* [AIM]:
Each line that follows should be printed again exactly as it stands.

begin PROVIDED RECORDS

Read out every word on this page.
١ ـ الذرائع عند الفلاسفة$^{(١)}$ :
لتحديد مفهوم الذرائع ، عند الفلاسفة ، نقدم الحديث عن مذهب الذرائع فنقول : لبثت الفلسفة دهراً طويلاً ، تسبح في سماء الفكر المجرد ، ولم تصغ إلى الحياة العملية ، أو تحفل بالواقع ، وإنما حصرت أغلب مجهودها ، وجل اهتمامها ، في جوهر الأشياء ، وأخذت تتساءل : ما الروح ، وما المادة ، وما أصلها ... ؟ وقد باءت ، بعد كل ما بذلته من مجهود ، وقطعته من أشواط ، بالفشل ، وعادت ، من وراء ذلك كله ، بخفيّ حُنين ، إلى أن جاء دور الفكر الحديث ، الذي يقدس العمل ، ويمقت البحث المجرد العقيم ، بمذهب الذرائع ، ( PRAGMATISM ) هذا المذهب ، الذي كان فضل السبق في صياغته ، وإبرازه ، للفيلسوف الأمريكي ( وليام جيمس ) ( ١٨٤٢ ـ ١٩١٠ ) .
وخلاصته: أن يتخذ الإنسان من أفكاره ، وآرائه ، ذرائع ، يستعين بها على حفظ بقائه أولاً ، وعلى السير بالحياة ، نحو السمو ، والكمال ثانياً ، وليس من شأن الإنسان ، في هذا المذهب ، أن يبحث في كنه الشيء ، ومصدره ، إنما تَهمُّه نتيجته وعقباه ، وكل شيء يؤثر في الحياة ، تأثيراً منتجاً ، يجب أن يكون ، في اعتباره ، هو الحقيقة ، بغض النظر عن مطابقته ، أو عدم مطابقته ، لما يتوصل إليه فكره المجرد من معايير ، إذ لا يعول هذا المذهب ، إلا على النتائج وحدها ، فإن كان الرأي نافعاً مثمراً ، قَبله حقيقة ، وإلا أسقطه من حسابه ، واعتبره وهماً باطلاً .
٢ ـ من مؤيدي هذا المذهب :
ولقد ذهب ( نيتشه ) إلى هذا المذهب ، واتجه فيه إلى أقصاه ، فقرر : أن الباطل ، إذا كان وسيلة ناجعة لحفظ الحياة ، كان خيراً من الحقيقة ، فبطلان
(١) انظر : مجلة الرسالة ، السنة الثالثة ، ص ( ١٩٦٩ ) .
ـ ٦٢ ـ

end PROVIDED RECORDS

* [RESULT FOR THIS EXERCISE]:
Read out every word on this page.
١ ـ الذرائع عند الفلاسفة$^{(١)}$ :
لتحديد مفهوم الذرائع ، عند الفلاسفة ، نقدم الحديث عن مذهب الذرائع فنقول : لبثت الفلسفة دهراً طويلاً ، تسبح في سماء الفكر المجرد ، ولم تصغ إلى الحياة العملية ، أو تحفل بالواقع ، وإنما حصرت أغلب مجهودها ، وجل اهتمامها ، في جوهر الأشياء ، وأخذت تتساءل : ما الروح ، وما المادة ، وما أصلها ... ؟ وقد باءت ، بعد كل ما بذلته من مجهود ، وقطعته من أشواط ، بالفشل ، وعادت ، من وراء ذلك كله ، بخفيّ حُنين ، إلى أن جاء دور الفكر الحديث ، الذي يقدس العمل ، ويمقت البحث المجرد العقيم ، بمذهب الذرائع ، ( PRAGMATISM ) هذا المذهب ، الذي كان فضل السبق في صياغته ، وإبرازه ، للفيلسوف الأمريكي ( وليام جيمس ) ( ١٨٤٢ ـ ١٩١٠ ) .
وخلاصته: أن يتخذ الإنسان من أفكاره ، وآرائه ، ذرائع ، يستعين بها على حفظ بقائه أولاً ، وعلى السير بالحياة ، نحو السمو ، والكمال ثانياً ، وليس من شأن الإنسان ، في هذا المذهب ، أن يبحث في كنه الشيء ، ومصدره ، إنما تَهمُّه نتيجته وعقباه ، وكل شيء يؤثر في الحياة ، تأثيراً منتجاً ، يجب أن يكون ، في اعتباره ، هو الحقيقة ، بغض النظر عن مطابقته ، أو عدم مطابقته ، لما يتوصل إليه فكره المجرد من معايير ، إذ لا يعول هذا المذهب ، إلا على النتائج وحدها ، فإن كان الرأي نافعاً مثمراً ، قَبله حقيقة ، وإلا أسقطه من حسابه ، واعتبره وهماً باطلاً .
٢ ـ من مؤيدي هذا المذهب :
ولقد ذهب ( نيتشه ) إلى هذا المذهب ، واتجه فيه إلى أقصاه ، فقرر : أن الباطل ، إذا كان وسيلة ناجعة لحفظ الحياة ، كان خيراً من الحقيقة ، فبطلان
(١) انظر : مجلة الرسالة ، السنة الثالثة ، ص ( ١٩٦٩ ) .
ـ ٦٢ ـ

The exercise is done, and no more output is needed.